* **Work to be completed**
Lines that contain "pages" are to be counted; give only their number.

++++ The input

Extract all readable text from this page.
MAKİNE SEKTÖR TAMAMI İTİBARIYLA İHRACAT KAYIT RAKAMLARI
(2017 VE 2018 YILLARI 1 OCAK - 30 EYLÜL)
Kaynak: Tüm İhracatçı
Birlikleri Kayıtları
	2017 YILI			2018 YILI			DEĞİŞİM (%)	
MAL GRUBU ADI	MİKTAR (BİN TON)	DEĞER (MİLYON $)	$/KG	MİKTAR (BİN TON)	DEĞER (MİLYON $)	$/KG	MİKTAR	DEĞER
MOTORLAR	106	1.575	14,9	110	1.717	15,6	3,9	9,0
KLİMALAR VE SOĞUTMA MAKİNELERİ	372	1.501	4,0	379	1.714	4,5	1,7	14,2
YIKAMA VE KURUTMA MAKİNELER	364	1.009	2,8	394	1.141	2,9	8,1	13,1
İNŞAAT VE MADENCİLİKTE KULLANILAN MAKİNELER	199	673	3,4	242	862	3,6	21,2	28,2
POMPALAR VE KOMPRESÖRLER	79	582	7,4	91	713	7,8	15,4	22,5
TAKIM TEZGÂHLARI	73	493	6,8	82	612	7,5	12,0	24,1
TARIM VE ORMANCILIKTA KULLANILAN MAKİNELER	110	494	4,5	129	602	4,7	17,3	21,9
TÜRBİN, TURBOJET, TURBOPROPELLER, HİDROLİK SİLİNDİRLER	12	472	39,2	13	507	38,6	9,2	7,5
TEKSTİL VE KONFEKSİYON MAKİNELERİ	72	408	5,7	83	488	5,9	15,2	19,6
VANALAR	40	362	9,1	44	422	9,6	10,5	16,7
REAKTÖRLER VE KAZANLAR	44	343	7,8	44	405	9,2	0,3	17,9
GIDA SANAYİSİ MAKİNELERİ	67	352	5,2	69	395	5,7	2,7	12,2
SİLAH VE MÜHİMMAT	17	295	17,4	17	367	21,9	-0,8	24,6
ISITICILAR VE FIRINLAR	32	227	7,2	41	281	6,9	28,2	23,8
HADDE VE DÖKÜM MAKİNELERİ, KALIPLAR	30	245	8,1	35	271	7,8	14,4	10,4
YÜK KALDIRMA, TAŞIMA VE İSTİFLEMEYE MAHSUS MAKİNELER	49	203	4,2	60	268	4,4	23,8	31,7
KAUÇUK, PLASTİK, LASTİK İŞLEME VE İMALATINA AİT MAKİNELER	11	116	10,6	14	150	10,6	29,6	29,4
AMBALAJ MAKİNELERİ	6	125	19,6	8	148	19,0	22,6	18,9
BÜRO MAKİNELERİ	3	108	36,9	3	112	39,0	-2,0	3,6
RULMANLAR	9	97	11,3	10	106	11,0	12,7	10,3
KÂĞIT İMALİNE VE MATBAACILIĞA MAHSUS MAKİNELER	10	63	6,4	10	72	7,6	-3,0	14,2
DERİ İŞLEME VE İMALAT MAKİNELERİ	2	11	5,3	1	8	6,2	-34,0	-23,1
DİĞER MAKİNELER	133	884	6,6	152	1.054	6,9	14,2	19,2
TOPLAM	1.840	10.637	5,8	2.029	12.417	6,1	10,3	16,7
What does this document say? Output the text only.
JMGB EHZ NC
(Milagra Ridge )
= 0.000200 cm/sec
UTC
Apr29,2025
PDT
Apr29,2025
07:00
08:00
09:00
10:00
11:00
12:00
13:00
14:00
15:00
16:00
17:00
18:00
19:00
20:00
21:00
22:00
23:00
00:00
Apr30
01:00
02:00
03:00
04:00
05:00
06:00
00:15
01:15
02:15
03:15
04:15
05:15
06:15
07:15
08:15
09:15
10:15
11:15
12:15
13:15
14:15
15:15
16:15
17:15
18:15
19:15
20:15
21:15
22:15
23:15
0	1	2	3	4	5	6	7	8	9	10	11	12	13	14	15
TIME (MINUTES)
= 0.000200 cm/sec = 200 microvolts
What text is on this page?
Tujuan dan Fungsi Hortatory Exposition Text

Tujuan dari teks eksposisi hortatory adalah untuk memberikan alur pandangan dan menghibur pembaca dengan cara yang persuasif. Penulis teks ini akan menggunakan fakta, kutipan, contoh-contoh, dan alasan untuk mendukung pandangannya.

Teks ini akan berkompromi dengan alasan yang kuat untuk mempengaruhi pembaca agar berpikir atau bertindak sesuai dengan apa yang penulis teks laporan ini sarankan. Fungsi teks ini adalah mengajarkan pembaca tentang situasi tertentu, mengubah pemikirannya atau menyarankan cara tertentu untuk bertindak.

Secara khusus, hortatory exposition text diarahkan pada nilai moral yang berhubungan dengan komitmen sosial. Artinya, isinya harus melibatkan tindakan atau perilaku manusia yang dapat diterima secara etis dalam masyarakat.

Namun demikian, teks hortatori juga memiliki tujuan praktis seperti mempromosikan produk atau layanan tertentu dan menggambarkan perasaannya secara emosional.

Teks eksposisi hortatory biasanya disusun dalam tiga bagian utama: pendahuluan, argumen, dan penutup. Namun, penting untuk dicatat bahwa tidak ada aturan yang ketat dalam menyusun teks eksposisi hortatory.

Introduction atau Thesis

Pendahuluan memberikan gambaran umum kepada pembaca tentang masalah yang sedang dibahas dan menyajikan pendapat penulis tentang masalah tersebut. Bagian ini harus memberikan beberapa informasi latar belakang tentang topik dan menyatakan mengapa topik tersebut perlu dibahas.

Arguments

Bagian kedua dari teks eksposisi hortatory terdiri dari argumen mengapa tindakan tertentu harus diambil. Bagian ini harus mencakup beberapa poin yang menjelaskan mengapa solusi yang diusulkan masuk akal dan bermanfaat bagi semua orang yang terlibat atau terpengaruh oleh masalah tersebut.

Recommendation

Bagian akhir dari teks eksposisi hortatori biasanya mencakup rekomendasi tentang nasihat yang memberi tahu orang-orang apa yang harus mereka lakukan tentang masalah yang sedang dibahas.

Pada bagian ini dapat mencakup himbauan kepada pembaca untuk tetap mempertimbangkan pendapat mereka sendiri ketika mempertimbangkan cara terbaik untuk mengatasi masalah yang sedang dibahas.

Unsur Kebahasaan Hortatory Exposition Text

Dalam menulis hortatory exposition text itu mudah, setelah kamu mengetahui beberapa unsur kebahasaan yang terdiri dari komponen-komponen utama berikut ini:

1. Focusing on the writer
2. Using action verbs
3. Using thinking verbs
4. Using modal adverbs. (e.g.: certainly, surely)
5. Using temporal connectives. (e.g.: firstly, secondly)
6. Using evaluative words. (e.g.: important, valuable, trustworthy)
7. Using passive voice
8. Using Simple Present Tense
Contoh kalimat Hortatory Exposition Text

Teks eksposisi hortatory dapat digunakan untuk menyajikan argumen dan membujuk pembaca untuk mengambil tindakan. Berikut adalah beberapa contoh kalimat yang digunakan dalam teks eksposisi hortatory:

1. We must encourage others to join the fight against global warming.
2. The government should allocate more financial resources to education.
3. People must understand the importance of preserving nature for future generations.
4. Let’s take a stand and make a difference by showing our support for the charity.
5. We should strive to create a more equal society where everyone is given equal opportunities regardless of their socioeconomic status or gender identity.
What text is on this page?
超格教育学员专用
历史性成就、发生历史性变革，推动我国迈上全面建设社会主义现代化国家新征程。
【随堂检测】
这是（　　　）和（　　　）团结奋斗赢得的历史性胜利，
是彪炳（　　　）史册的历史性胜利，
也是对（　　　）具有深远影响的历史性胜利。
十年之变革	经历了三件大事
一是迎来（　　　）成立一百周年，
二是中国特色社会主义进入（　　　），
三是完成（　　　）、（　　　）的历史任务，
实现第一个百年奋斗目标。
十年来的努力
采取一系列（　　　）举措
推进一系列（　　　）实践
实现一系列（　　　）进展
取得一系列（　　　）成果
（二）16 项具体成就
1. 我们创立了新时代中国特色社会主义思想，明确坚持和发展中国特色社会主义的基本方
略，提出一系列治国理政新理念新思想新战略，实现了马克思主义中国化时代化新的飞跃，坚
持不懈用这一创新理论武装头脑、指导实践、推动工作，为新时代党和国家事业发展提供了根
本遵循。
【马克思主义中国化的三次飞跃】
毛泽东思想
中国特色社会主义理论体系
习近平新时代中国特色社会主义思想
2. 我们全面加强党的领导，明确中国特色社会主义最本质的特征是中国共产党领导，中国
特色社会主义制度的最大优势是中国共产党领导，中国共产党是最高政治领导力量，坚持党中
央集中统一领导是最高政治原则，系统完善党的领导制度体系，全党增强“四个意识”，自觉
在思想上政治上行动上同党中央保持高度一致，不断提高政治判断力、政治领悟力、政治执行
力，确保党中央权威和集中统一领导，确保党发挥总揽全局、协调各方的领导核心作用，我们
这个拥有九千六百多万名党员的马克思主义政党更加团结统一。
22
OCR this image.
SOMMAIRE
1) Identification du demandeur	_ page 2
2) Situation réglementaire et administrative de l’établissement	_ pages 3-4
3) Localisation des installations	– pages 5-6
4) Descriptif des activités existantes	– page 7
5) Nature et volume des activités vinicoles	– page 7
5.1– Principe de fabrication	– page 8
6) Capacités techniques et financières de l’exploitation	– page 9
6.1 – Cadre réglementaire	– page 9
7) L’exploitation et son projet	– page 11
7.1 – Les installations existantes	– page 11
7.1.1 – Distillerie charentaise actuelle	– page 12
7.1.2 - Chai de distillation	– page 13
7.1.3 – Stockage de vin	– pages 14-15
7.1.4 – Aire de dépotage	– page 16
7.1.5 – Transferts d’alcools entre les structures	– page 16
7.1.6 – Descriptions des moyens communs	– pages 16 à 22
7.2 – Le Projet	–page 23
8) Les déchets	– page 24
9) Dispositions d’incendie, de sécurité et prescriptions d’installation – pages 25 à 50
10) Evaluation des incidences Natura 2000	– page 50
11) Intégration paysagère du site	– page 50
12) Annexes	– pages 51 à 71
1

++++++++

* **Written response**
6